TASK:
Identify the lines that contain the string "Create", then copy each of them.

INPUT DATA:
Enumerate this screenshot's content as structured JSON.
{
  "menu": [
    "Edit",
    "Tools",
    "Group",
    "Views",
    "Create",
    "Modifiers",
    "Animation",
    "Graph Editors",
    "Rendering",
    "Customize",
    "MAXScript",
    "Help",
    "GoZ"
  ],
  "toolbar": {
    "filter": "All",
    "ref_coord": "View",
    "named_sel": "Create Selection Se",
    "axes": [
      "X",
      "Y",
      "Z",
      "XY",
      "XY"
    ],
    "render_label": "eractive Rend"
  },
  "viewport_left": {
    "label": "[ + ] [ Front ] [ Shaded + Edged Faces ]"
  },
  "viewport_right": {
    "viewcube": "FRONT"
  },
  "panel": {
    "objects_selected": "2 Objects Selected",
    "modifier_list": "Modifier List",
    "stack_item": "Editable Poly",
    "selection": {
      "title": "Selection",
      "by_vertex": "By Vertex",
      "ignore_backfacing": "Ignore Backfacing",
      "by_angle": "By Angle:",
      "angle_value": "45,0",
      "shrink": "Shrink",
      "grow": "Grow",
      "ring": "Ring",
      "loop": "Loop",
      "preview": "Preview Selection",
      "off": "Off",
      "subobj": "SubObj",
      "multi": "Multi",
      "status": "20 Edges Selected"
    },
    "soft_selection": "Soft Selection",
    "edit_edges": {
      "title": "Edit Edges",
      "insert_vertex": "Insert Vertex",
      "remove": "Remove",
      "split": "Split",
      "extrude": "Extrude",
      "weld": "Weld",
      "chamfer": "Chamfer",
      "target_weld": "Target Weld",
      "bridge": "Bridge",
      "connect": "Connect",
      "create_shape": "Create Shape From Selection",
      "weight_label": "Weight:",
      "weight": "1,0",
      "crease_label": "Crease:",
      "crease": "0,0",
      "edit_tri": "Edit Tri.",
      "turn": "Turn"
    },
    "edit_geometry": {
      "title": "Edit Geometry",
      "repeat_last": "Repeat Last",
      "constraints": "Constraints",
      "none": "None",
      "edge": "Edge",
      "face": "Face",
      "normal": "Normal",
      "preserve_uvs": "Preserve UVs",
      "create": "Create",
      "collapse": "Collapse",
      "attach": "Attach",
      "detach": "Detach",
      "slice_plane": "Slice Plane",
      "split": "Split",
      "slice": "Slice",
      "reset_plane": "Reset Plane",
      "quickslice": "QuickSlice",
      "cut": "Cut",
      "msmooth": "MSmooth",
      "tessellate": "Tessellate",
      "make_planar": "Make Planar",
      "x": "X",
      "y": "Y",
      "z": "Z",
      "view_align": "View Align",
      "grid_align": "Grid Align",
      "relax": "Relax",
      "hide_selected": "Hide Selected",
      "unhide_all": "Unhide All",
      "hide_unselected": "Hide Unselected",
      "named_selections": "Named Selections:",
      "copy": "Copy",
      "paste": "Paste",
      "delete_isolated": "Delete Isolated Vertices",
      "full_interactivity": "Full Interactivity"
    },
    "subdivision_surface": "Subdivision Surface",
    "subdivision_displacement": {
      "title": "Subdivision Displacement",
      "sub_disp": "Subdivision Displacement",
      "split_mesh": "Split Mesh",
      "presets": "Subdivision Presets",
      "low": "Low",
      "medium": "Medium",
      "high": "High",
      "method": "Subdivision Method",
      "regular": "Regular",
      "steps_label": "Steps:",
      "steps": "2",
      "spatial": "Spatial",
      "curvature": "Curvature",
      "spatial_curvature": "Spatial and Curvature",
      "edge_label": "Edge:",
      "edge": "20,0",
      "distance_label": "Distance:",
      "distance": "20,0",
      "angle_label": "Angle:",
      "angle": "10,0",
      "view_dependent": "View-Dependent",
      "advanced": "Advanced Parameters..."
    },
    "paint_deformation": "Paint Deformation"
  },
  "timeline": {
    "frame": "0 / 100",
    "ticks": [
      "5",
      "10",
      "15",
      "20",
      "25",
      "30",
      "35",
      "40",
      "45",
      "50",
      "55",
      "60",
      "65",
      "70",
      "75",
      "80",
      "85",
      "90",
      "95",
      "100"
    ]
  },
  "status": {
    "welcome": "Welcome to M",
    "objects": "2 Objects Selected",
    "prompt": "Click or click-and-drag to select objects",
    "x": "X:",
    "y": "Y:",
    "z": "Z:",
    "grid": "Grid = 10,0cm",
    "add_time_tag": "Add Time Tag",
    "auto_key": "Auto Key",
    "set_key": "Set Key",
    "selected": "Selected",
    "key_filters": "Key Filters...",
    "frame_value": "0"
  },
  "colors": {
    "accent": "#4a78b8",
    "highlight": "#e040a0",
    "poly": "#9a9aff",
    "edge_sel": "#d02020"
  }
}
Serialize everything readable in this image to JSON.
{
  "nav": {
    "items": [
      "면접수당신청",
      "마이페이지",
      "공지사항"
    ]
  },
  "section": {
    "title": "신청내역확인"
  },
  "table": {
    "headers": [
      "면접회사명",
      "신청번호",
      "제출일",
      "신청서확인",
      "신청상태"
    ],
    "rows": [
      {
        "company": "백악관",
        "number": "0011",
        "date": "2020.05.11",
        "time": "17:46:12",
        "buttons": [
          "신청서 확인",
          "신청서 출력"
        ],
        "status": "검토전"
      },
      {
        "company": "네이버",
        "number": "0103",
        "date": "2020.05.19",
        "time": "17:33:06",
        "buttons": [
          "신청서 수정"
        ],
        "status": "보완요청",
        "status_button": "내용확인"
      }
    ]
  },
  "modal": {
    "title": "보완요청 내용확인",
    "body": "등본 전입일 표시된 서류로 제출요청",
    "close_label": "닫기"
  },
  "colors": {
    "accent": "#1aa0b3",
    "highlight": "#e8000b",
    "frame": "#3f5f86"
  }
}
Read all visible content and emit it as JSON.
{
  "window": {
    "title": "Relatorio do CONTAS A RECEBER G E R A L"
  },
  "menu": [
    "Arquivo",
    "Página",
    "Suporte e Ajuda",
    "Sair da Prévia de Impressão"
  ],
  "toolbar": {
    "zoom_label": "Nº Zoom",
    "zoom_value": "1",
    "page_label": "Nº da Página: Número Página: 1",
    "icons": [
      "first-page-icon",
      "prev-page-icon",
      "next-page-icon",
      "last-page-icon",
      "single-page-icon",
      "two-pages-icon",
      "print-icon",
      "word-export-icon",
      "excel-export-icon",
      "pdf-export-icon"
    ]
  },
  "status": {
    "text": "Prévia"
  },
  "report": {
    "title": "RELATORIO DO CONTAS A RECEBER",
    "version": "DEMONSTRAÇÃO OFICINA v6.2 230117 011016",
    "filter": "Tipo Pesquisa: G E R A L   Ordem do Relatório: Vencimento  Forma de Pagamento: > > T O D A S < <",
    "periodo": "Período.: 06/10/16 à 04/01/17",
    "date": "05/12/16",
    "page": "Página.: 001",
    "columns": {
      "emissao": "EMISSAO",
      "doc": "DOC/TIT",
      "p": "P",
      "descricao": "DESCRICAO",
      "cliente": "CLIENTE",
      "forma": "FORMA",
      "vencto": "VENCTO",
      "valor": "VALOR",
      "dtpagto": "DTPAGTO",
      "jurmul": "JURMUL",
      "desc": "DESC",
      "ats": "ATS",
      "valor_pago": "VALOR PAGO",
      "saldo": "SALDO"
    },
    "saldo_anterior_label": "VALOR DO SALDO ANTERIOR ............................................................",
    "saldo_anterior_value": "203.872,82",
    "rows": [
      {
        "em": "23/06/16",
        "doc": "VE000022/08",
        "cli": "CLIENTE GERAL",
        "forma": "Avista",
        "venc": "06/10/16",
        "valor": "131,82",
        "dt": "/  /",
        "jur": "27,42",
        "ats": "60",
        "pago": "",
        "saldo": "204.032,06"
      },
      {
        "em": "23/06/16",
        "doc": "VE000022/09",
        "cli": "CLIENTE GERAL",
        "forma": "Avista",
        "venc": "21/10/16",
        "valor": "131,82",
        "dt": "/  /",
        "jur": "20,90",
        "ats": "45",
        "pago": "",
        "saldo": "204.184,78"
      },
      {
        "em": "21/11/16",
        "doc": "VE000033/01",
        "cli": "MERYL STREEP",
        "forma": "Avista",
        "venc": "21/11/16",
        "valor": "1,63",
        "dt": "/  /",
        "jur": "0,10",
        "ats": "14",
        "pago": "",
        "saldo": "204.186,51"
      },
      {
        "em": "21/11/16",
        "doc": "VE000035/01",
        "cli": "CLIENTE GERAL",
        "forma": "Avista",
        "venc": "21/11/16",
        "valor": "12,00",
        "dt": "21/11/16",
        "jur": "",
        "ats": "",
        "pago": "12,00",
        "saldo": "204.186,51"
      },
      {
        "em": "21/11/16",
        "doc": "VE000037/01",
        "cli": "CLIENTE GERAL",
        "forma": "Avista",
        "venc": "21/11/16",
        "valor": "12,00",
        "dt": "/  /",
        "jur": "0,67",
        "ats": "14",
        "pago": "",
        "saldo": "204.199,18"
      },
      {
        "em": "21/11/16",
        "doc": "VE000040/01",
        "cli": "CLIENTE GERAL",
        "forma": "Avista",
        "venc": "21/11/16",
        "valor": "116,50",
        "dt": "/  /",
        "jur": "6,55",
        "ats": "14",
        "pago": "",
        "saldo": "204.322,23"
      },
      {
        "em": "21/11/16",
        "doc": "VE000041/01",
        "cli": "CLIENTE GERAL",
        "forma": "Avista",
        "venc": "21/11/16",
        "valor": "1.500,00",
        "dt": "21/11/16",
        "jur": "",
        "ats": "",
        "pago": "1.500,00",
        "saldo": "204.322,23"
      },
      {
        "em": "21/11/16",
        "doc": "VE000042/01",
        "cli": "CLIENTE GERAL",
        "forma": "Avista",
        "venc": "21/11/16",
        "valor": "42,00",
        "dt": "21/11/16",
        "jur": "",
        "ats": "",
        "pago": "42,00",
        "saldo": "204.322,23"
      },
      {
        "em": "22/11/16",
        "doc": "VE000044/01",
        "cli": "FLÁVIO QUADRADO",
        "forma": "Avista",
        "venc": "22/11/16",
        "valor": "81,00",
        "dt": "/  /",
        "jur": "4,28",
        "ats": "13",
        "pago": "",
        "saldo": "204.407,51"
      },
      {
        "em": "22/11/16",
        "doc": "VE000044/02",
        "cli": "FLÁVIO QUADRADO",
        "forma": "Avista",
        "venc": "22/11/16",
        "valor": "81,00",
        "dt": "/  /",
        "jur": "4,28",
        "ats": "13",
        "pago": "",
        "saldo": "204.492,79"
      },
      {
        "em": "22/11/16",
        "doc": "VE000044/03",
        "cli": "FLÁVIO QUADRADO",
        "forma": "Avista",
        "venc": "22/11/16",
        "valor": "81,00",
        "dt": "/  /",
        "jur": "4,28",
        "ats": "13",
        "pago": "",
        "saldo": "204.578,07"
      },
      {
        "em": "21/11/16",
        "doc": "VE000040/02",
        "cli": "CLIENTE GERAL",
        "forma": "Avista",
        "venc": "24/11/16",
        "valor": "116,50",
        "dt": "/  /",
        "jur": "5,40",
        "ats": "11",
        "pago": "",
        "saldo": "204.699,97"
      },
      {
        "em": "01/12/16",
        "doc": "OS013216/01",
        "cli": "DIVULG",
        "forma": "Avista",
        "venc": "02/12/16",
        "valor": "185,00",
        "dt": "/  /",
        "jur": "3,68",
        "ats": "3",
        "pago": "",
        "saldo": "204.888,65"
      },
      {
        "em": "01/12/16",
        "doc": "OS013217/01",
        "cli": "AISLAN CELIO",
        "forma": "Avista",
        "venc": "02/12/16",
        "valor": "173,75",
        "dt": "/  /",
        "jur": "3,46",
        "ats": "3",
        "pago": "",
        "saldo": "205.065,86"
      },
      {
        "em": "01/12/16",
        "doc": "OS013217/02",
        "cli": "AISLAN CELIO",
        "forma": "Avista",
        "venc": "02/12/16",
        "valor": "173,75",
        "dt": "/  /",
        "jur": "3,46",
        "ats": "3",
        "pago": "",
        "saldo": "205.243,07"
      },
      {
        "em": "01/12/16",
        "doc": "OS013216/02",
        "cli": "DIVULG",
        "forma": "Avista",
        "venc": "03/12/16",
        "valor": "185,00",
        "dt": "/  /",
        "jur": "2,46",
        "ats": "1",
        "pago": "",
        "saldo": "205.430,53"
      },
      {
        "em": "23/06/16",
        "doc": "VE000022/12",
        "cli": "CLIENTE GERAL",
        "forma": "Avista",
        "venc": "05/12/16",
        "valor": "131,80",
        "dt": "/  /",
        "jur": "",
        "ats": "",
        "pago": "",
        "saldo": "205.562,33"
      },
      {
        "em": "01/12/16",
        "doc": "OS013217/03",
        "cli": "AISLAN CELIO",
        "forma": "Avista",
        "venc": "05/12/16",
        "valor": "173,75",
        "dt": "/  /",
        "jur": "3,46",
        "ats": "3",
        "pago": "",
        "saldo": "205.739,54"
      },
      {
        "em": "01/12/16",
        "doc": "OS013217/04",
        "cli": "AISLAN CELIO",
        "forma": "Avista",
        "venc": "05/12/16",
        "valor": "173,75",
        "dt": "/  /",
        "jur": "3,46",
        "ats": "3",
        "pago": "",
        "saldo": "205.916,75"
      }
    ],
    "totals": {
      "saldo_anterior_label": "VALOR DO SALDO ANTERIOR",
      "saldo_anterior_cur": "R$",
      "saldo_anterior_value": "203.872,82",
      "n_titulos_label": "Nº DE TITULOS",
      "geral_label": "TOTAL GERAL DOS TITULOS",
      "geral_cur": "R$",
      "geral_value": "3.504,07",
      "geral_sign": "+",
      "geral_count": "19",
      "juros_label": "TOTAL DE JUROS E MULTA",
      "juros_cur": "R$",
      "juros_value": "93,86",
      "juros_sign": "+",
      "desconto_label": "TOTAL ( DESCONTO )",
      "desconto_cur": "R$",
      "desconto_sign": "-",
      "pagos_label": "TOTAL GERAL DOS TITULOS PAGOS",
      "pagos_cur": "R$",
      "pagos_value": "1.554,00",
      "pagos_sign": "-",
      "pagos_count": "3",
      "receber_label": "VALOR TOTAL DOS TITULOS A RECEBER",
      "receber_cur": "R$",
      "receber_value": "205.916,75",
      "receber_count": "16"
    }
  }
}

EXERCISE RESPONSE:
    "Create",
    "named_sel": "Create Selection Se",
      "create_shape": "Create Shape From Selection",
      "create": "Create",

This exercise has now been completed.